[WORK TO COMPLETE] Pull out all lines from the listing below in which the word "content" appears.

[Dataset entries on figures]
▼
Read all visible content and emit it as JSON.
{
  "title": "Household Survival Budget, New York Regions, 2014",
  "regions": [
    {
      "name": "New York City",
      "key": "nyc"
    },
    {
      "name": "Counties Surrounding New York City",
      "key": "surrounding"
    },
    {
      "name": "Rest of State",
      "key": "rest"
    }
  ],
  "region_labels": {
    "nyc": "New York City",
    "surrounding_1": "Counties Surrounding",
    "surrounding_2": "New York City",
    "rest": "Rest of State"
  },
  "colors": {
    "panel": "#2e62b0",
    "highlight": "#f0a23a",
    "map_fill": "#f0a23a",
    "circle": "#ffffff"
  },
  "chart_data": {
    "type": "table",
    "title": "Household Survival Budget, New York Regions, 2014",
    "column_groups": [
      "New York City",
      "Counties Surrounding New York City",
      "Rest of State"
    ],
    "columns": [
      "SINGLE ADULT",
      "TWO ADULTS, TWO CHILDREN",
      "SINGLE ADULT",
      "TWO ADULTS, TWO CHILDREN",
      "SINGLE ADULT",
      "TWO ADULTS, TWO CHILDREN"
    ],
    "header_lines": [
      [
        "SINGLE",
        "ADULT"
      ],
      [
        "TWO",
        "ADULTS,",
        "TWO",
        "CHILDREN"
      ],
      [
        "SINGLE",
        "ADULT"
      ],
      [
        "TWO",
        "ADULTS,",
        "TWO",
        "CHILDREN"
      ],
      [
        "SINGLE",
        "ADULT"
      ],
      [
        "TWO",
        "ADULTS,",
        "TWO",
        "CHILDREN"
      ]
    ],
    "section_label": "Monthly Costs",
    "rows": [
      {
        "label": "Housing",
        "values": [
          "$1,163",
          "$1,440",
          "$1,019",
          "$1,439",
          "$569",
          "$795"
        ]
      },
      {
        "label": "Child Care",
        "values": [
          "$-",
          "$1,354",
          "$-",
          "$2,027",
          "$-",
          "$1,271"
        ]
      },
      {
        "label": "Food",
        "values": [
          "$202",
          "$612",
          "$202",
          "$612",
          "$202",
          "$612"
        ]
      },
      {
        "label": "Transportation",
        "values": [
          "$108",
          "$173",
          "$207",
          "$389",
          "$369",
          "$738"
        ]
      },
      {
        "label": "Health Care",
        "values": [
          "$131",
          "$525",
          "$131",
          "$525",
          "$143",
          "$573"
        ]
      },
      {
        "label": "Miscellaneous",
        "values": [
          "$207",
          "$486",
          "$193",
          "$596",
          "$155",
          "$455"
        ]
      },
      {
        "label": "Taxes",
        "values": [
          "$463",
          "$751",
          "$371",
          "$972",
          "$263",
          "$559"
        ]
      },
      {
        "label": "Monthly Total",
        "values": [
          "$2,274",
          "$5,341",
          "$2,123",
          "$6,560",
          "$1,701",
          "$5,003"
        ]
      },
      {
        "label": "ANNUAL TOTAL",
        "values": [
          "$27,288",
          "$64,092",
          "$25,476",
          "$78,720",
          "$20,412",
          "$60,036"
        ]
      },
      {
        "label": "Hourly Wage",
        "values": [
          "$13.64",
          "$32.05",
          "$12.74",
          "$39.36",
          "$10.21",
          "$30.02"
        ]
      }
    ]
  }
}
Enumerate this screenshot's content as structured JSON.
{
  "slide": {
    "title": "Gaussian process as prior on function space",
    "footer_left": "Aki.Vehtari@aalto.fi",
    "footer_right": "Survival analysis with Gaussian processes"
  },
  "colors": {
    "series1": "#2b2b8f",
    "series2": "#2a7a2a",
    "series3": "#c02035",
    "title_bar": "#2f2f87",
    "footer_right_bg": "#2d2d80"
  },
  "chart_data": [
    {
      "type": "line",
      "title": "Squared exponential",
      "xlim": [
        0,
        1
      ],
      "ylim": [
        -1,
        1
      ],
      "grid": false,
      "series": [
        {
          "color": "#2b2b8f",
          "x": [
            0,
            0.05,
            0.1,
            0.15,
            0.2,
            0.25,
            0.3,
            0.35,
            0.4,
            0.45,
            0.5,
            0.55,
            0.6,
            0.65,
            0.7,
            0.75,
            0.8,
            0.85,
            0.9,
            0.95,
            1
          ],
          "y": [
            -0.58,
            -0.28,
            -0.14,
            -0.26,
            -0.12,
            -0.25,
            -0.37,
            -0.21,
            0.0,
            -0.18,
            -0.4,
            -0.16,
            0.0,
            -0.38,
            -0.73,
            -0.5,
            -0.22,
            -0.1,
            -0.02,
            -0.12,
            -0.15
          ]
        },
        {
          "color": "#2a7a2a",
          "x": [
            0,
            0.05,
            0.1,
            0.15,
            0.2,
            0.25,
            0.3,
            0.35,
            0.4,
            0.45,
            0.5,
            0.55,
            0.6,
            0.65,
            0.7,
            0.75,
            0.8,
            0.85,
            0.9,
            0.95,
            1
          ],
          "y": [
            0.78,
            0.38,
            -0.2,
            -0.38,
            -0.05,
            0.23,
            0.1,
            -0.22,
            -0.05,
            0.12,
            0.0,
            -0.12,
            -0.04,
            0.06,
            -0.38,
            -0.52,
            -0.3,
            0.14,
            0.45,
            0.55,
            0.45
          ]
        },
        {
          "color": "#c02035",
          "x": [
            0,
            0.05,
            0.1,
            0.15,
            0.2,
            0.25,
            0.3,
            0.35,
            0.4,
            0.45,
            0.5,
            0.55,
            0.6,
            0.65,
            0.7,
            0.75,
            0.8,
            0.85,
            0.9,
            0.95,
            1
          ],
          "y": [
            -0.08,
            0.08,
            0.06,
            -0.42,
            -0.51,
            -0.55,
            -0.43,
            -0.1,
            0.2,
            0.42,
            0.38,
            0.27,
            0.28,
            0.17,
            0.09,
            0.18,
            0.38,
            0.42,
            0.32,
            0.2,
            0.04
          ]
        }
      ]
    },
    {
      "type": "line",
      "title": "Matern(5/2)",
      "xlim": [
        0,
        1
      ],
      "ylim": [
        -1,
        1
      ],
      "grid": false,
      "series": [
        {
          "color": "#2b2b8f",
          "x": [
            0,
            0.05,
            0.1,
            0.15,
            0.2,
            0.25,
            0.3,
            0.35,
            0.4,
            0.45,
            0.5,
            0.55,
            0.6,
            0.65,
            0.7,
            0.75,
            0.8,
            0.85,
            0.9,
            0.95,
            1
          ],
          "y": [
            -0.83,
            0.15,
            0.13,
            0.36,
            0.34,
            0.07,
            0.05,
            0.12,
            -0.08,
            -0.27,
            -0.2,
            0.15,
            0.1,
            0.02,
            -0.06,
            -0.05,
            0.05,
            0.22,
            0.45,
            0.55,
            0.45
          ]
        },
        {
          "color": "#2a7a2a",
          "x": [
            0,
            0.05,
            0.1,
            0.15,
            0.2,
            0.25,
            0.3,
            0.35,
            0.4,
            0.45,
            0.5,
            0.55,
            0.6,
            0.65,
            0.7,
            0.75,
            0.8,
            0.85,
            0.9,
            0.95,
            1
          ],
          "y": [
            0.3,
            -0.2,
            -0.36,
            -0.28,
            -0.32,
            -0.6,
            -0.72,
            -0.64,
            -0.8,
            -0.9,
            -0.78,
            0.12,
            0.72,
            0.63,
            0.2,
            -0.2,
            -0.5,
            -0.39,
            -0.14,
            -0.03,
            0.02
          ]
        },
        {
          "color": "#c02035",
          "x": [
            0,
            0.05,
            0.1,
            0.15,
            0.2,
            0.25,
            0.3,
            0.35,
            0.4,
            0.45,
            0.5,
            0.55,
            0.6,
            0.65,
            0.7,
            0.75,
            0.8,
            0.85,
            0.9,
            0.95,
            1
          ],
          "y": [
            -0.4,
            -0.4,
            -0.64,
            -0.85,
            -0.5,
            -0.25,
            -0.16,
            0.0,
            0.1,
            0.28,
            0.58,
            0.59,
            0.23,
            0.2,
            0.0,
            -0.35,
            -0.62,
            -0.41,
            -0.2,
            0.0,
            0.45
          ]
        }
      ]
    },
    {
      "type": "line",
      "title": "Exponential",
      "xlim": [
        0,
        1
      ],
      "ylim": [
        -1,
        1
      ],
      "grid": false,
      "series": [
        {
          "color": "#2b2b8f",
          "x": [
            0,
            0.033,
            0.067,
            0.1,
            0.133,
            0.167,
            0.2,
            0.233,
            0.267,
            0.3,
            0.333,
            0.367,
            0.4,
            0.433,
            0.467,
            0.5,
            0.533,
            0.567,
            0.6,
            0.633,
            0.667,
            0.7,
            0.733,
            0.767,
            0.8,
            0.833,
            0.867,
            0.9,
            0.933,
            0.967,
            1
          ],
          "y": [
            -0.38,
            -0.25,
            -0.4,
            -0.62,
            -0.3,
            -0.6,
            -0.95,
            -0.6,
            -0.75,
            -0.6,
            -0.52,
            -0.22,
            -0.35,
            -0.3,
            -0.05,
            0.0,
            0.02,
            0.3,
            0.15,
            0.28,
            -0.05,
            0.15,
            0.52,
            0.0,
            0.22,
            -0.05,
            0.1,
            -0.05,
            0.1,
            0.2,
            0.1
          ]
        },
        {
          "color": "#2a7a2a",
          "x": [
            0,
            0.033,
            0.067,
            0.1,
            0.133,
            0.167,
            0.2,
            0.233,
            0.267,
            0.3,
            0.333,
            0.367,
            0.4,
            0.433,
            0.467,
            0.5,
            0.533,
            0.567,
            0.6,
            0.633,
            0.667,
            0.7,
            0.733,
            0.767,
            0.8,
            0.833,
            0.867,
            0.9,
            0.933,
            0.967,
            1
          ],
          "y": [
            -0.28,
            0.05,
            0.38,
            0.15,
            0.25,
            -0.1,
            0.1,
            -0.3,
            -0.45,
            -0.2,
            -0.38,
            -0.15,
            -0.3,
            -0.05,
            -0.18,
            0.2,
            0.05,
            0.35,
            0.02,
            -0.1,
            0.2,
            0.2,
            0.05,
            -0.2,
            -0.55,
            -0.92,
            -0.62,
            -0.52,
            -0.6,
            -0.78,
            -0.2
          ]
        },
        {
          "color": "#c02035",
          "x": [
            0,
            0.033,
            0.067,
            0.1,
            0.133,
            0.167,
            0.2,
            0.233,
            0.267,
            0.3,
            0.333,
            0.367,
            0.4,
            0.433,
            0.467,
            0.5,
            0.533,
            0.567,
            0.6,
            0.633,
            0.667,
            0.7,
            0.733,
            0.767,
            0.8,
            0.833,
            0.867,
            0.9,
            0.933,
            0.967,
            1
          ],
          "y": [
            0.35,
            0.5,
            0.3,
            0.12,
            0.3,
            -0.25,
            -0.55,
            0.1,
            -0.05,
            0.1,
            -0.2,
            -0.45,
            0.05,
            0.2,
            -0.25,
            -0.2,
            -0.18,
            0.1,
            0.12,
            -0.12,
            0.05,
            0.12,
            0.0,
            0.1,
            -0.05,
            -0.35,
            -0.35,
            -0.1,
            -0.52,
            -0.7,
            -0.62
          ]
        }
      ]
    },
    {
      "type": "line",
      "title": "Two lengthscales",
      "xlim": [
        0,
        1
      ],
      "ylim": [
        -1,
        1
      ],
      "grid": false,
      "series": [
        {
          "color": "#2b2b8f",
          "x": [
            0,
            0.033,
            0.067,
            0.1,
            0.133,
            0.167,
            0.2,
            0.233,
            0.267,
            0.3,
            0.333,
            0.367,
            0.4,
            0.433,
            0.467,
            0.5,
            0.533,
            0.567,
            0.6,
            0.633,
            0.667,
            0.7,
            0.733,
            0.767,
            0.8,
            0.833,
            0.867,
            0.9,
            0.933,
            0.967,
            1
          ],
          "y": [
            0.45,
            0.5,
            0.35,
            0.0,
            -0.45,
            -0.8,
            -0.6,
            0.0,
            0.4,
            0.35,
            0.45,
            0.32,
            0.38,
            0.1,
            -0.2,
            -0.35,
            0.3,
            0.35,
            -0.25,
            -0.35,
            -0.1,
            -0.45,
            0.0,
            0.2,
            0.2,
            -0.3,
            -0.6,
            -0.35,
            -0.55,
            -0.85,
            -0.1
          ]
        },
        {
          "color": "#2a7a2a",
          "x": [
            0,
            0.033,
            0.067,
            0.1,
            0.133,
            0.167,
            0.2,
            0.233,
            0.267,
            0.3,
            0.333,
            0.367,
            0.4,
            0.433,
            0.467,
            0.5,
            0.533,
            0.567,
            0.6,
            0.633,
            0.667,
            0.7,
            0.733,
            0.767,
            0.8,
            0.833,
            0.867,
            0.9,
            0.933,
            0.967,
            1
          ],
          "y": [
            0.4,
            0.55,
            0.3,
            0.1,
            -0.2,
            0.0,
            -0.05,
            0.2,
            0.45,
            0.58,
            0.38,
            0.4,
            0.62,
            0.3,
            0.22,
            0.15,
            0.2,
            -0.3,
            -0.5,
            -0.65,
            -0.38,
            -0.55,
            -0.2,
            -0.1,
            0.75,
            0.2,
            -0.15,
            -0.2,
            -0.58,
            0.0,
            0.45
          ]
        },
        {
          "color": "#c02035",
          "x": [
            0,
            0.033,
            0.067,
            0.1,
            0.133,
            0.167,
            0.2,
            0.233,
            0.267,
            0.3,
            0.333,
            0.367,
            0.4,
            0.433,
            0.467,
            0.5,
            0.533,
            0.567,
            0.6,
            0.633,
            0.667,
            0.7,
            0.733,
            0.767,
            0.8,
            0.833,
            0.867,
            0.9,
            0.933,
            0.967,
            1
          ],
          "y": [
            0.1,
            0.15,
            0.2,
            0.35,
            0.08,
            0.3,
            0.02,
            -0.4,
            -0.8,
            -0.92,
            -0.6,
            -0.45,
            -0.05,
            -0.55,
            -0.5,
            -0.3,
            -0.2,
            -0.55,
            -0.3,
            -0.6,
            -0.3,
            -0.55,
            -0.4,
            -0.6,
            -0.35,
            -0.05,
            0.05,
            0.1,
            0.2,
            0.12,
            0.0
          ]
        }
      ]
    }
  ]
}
▲
[SOLUTION FOR THIS PROBLEM]
Read all visible content and emit it as JSON.
Enumerate this screenshot's content as structured JSON.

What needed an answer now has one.